GIVEN PASSAGE:
# Yanmar V3-5 lift capacity with forks



## broncobilly_69 (May 26, 2010)

It's not a tractor, but it has similar uses. I'm in the market for a compact wheel loader for my horse boarding facility. One job it needs to be able to perform is unloading pallets of bedding that weigh just over a ton. 
I've been eyeballing a little V3-5 that I think will do the job, but finding lift capacities on these, particularly for pallet forks, is a bit tough. I know it is well within the static tipping weight of the maching, but I don't know if the hydraulics will actually lift the weight.
Anybody use one of these and have experience lifting pallets that weigh a ton??


----------



## pogobill (Jan 31, 2012)

Hard to find anything on these. This listing indicates 900 Kg operating capacity ( 1984 pounds)
https://www.machines4u.com.au/view/...Loader-with-Three-Attachments-GA1048-/548609/


----------



## broncobilly_69 (May 26, 2010)

WHAT IS ASKED:
A: Reproduce word for word the part of the Yanmar V3-5 forum thread that begins at the words "# Yanmar V3-5" and stops after the words "over a ton.".
B: Pick up the thread on the Yanmar V3-5's lift capacity with forks at its last line and keep writing it.

DATA EXCERPT:
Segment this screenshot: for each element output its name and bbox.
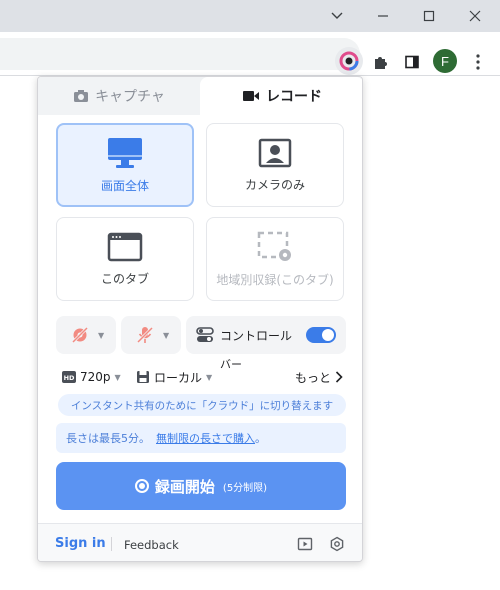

IN RESPONSE:
A:
# Yanmar V3-5 lift capacity with forks



## broncobilly_69 (May 26, 2010)

It's not a tractor, but it has similar uses. I'm in the market for a compact wheel loader for my horse boarding facility. One job it needs to be able to perform is unloading pallets of bedding that weigh just over a ton.

B:
Thanks Pogobill, From what I've gathered in researching these things, operating capacity is a percentage of tipping weight. I believe it is 80% of the fully articulated tipping capacity. When you turn (articulate) these things it takes less weight on the loader to tip the rear tires off of the ground.


----------



## pogobill (Jan 31, 2012)

Is this unit to be used instead of a conventional tractor, or do you have a tractor as well?
I've seen those three wheeled forklifts that building supply trucks carry on the back of their flatbeds, and they seem to lift a tremendous amount of weight. They had one here, running around the fields, unloading lifts of plywood and steel roofing like no body's business. useless as a tractor, mind you, although the yard up the road has snow bucket on theirs in the winter to clear the parking lot and yard.


----------



## broncobilly_69 (May 26, 2010)

I have a tractor as well, but it will still need to be able to do tractor type loader work. I looked at those lifts a bit too and they are impressively capable. I need the reach of the loader and I think those lifts usually too wide to set the pallets against the wall in my arena aisle.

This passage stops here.